*Task details:*
For each line below that contains the string "OUTBOUND", copy that line.

*Available records:*
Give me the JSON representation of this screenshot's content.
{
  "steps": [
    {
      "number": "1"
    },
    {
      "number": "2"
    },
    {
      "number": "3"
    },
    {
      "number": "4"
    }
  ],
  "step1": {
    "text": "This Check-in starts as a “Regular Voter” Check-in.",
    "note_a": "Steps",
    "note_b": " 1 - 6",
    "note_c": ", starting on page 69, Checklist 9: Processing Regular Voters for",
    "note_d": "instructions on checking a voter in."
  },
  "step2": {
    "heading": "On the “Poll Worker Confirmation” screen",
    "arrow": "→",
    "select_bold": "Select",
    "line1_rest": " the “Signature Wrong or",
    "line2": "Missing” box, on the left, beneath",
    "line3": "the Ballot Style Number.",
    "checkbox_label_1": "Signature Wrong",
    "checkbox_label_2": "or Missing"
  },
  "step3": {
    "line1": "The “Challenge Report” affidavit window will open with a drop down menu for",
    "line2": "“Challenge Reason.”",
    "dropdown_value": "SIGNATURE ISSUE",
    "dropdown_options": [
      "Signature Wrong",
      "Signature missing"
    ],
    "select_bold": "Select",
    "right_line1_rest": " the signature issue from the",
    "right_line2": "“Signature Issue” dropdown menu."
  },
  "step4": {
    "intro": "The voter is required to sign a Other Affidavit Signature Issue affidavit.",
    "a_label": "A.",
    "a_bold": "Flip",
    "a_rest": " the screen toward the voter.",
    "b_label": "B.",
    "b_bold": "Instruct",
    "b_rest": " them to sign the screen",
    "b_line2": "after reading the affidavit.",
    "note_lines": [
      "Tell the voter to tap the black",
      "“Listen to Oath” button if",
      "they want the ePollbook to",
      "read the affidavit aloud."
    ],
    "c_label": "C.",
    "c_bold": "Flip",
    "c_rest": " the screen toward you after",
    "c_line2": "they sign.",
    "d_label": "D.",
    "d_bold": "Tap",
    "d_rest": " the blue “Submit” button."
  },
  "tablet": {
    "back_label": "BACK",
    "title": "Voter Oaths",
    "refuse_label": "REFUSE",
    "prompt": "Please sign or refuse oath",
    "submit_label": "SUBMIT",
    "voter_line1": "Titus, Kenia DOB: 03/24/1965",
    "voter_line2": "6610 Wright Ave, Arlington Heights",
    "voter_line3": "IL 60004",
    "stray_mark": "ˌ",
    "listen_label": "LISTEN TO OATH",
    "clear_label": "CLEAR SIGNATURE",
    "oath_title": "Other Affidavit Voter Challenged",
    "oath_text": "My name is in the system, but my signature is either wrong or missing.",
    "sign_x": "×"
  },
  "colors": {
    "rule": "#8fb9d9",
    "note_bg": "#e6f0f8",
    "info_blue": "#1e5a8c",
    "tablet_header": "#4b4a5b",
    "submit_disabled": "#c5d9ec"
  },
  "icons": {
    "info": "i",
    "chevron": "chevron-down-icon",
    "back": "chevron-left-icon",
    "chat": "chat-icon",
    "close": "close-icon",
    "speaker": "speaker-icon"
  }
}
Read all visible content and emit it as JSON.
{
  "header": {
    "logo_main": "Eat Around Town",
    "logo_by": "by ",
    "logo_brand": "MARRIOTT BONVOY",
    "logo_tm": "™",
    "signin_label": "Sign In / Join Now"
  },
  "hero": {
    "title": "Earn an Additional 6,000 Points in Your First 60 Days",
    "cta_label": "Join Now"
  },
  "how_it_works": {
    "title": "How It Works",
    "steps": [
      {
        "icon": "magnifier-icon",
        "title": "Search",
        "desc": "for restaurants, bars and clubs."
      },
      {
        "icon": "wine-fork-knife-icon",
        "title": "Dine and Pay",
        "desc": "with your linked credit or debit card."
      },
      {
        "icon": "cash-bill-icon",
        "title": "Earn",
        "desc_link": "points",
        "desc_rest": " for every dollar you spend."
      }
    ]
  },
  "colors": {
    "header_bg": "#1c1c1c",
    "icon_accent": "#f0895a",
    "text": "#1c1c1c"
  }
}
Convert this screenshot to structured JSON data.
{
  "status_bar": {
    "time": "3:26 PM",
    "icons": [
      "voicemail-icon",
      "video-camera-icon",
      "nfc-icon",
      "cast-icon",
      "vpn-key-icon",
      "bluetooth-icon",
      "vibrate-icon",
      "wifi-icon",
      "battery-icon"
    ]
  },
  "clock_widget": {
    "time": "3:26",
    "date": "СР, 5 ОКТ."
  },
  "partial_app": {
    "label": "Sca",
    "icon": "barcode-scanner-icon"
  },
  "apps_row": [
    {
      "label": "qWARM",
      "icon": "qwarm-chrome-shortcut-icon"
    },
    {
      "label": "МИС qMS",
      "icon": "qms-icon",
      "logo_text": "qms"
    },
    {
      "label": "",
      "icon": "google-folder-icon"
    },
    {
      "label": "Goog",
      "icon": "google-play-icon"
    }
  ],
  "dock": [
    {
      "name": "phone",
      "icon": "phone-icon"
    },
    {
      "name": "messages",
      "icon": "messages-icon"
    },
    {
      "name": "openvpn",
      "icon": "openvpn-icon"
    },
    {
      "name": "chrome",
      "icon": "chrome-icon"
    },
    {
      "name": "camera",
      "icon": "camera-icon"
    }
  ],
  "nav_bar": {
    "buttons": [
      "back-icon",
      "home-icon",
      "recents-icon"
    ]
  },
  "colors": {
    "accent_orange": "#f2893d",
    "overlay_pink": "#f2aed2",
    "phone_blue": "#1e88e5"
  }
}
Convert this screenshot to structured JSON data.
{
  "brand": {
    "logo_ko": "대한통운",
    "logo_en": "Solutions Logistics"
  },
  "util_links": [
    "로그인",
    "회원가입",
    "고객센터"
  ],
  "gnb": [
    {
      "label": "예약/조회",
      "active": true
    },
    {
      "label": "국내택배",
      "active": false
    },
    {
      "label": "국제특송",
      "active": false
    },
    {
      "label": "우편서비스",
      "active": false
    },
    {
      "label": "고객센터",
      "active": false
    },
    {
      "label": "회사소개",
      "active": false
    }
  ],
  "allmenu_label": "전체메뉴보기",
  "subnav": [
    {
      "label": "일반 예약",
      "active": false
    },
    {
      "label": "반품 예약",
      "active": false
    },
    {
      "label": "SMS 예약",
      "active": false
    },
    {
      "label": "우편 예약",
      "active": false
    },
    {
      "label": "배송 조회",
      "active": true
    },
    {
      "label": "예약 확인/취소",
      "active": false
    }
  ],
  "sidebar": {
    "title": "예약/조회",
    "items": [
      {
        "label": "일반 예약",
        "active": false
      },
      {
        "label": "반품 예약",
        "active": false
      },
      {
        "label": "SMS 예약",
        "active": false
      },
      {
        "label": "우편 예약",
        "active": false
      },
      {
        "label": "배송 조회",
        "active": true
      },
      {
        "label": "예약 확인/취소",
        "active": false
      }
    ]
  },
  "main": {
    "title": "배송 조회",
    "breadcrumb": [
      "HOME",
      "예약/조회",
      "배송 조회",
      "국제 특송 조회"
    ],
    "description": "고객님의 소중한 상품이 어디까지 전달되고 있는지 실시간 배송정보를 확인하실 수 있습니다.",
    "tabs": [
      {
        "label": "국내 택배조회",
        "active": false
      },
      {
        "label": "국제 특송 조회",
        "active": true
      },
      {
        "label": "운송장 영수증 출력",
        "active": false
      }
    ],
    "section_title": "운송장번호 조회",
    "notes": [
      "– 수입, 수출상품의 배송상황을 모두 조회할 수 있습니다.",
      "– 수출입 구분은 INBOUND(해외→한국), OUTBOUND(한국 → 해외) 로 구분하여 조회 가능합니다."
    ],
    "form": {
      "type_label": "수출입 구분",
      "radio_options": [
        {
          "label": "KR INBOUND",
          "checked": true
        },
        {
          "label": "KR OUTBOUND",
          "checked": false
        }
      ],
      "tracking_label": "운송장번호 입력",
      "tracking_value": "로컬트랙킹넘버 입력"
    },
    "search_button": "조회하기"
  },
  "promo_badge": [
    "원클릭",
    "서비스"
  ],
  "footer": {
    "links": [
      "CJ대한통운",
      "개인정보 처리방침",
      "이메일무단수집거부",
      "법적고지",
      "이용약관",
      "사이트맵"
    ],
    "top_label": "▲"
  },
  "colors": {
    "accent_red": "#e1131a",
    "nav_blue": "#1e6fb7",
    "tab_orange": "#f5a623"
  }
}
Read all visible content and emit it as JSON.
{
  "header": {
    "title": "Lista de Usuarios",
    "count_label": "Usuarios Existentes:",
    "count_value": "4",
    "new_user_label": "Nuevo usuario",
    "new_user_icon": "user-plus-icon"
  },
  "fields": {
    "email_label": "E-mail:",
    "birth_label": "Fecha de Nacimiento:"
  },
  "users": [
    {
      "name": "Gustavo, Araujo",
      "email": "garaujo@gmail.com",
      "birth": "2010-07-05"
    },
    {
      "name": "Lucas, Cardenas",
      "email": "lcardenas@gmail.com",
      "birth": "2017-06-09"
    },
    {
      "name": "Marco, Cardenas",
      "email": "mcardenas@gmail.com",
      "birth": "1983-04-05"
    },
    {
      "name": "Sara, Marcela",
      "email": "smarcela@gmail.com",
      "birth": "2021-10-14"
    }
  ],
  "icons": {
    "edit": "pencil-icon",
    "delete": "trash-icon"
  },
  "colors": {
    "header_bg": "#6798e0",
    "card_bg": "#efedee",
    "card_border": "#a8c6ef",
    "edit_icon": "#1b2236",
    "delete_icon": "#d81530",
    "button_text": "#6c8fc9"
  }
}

*Finished exercise:*
      "– 수출입 구분은 INBOUND(해외→한국), OUTBOUND(한국 → 해외) 로 구분하여 조회 가능합니다."
          "label": "KR OUTBOUND",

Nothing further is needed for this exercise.